═════ Data excerpts ═════

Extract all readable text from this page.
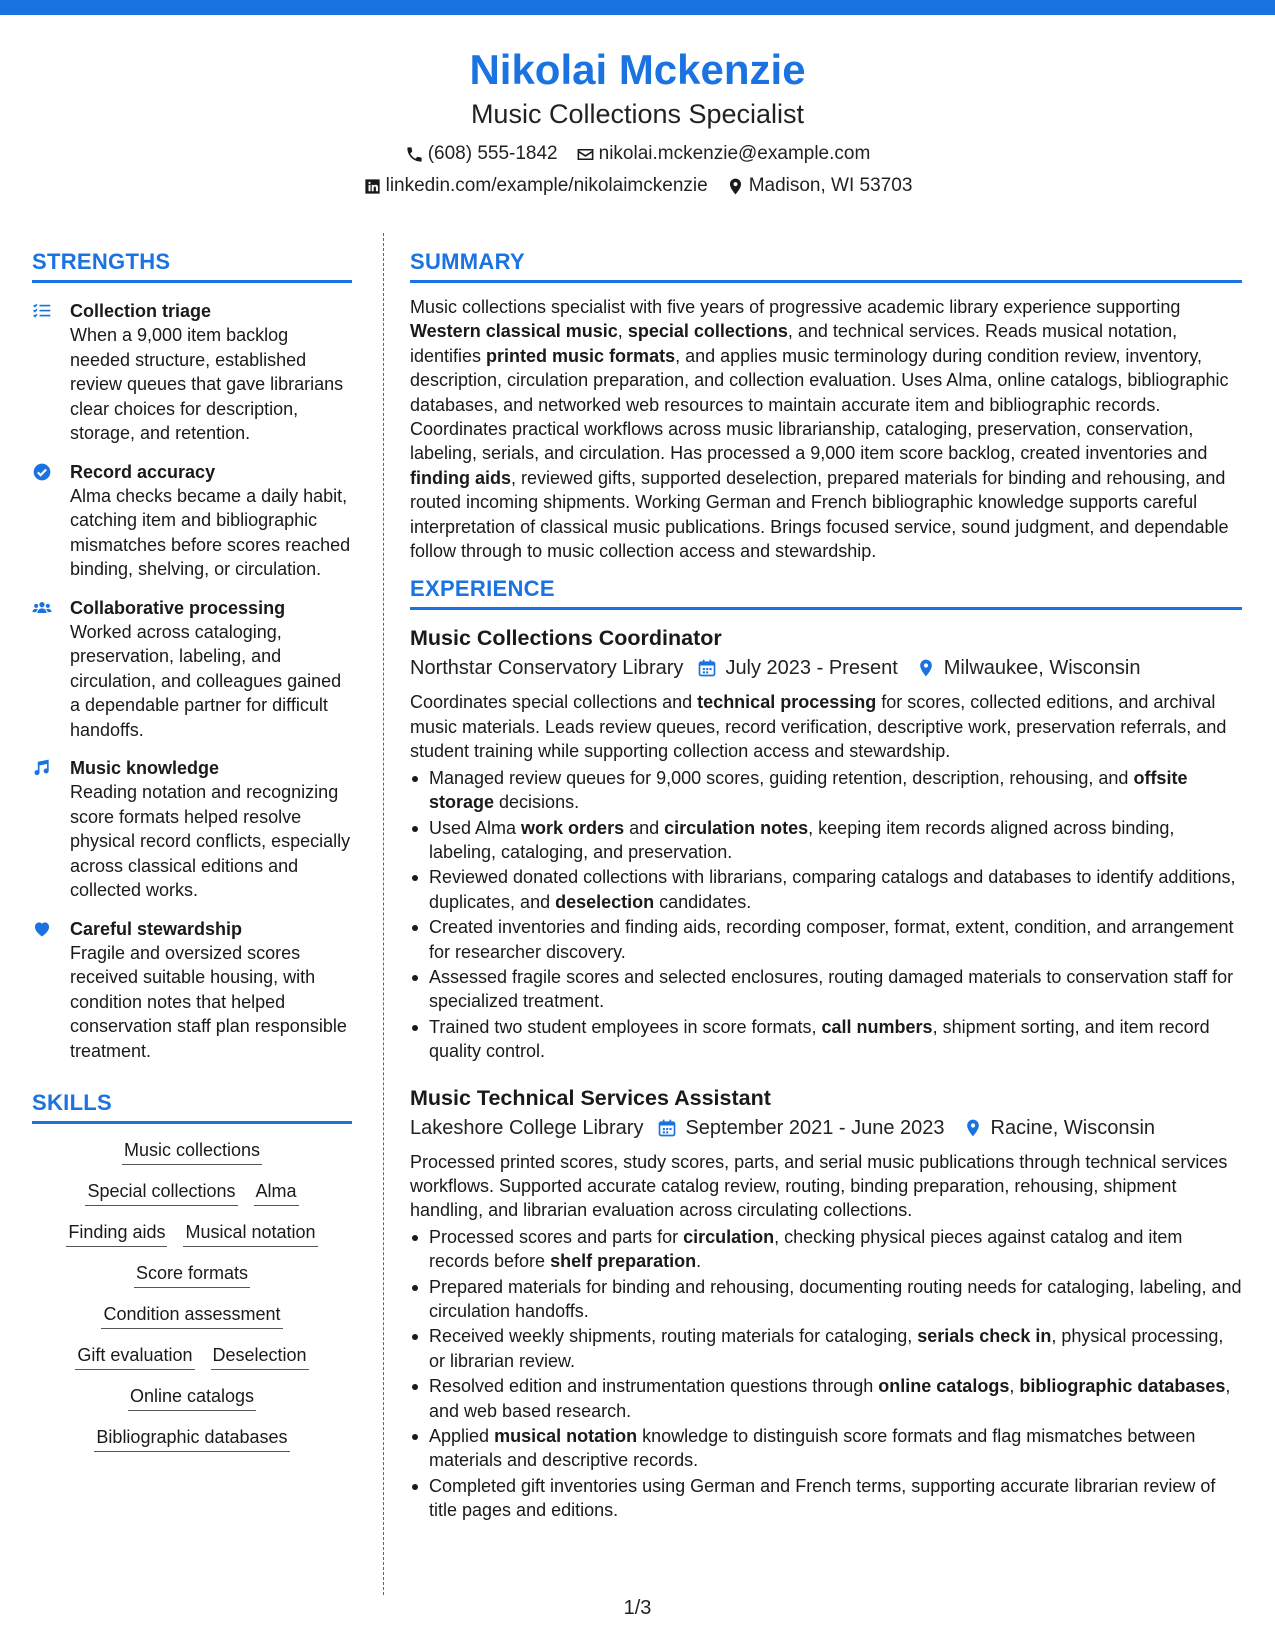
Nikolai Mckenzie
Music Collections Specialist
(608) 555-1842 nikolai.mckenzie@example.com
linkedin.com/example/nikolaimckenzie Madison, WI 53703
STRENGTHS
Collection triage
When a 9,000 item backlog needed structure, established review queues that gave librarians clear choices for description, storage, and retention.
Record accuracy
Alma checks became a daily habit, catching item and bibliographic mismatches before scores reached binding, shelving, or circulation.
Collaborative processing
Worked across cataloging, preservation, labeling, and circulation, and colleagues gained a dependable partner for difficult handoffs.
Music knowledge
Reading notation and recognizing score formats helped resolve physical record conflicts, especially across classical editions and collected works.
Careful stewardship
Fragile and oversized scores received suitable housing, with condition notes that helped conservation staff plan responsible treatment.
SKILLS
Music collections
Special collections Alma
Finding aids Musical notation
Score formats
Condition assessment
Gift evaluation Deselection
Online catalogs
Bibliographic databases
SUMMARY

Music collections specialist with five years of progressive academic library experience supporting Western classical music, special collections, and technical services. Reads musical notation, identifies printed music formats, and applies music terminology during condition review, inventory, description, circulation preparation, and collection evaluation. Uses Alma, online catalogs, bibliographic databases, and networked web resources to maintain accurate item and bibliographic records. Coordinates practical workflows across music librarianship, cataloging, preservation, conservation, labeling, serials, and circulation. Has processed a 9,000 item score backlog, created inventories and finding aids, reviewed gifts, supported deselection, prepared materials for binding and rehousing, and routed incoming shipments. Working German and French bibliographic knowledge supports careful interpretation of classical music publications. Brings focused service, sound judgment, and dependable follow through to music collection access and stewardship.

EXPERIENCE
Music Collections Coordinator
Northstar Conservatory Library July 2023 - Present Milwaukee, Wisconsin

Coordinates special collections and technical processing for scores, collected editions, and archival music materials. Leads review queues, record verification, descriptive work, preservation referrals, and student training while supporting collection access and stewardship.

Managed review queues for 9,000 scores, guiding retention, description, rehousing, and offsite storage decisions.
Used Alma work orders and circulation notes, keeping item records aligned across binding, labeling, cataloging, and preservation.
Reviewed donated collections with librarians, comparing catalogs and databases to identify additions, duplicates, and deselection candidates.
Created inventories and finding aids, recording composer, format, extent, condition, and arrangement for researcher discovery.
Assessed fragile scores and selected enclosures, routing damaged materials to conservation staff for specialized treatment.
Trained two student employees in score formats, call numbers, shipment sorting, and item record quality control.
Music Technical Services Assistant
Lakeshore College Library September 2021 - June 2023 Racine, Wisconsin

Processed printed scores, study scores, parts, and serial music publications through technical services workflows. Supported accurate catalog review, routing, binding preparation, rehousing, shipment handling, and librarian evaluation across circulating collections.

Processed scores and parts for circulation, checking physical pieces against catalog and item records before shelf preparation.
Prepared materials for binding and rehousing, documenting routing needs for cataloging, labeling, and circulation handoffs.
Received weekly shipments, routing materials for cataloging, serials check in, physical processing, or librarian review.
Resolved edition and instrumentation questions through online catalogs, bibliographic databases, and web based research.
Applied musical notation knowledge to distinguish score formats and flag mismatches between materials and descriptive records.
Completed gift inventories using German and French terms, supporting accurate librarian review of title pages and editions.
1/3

═════
═════ Data excerpts ═════

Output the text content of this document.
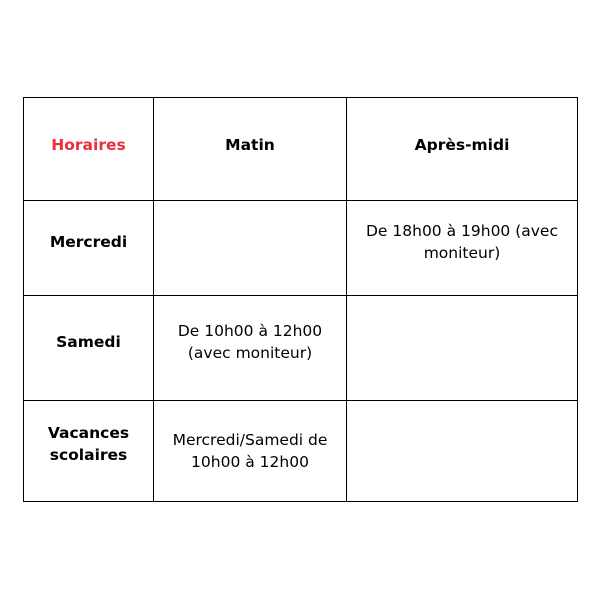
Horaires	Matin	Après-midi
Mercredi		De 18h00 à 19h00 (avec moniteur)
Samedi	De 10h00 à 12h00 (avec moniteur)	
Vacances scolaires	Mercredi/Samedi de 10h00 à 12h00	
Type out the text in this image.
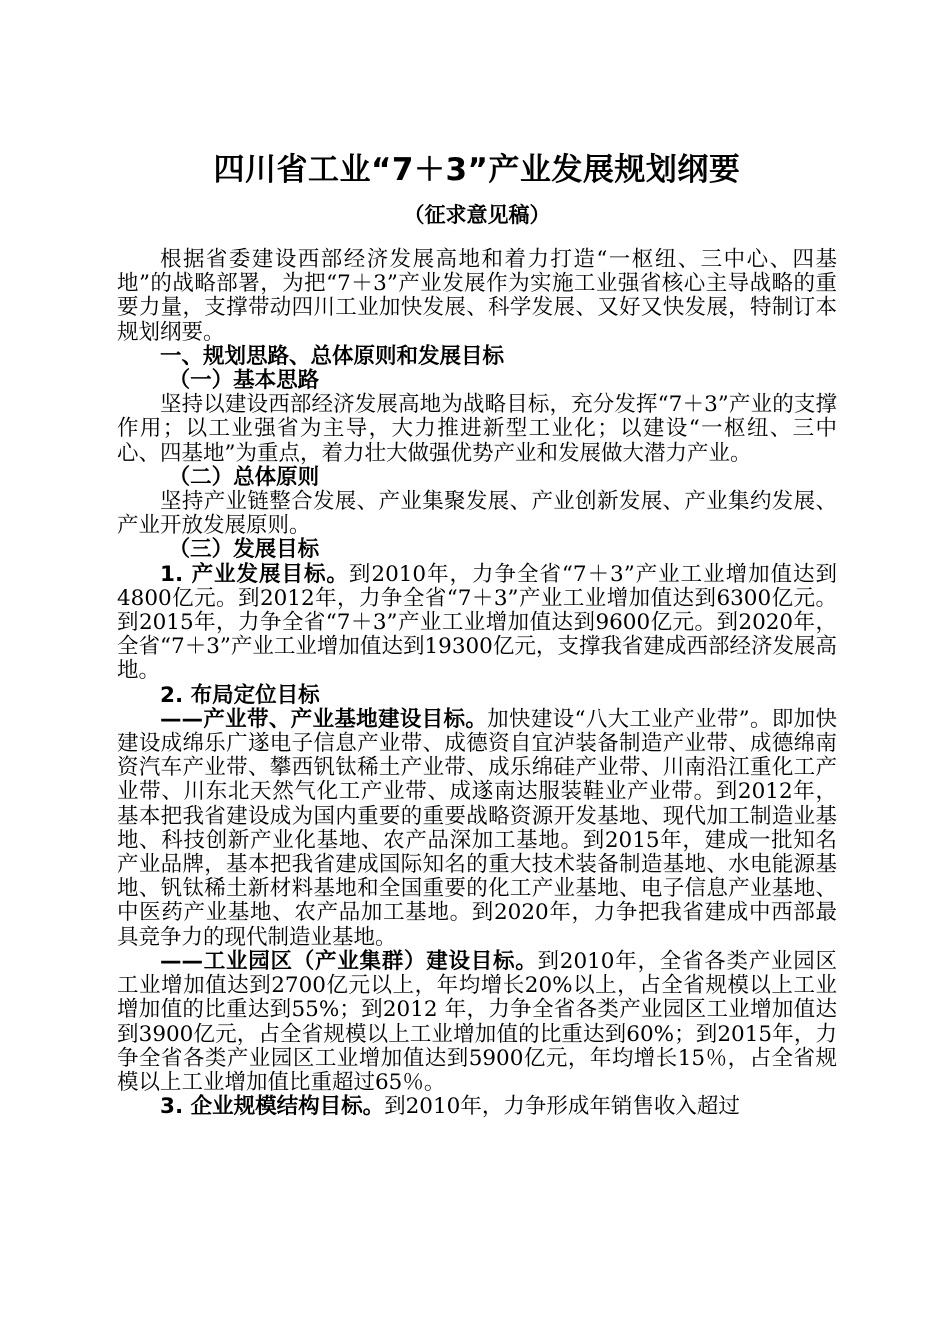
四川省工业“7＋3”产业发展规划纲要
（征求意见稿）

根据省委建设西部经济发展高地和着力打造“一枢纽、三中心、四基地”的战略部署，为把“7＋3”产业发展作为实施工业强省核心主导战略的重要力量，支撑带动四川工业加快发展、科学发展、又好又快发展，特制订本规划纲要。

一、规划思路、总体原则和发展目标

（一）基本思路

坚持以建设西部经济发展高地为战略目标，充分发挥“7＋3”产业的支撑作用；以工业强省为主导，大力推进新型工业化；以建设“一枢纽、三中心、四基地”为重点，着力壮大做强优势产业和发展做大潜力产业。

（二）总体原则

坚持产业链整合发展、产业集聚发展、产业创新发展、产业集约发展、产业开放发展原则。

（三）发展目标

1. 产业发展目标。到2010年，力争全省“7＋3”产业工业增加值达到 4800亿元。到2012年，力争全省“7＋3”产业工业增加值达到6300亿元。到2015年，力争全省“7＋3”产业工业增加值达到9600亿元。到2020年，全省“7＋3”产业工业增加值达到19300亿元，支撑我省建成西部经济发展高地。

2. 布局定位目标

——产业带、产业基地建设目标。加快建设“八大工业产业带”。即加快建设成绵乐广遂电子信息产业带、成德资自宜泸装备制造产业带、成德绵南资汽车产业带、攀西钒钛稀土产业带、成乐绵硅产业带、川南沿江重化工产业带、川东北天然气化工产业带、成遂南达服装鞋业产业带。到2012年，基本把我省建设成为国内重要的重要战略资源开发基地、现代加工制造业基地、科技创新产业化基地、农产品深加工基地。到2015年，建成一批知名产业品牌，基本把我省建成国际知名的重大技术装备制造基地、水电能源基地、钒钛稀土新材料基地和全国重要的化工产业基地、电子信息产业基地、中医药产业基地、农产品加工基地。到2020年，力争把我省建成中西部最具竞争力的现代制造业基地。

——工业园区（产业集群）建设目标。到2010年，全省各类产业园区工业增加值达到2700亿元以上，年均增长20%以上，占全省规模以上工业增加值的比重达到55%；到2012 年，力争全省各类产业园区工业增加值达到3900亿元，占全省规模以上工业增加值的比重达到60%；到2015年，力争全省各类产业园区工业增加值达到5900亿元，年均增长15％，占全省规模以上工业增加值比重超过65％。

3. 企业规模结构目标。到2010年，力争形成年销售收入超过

═════

Copy out each line in the preceding records that contains "descriptive".

Coordinates special collections and technical processing for scores, collected editions, and archival music materials. Leads review queues, record verification, descriptive work, preservation referrals, and student training while supporting collection access and stewardship.
Applied musical notation knowledge to distinguish score formats and flag mismatches between materials and descriptive records.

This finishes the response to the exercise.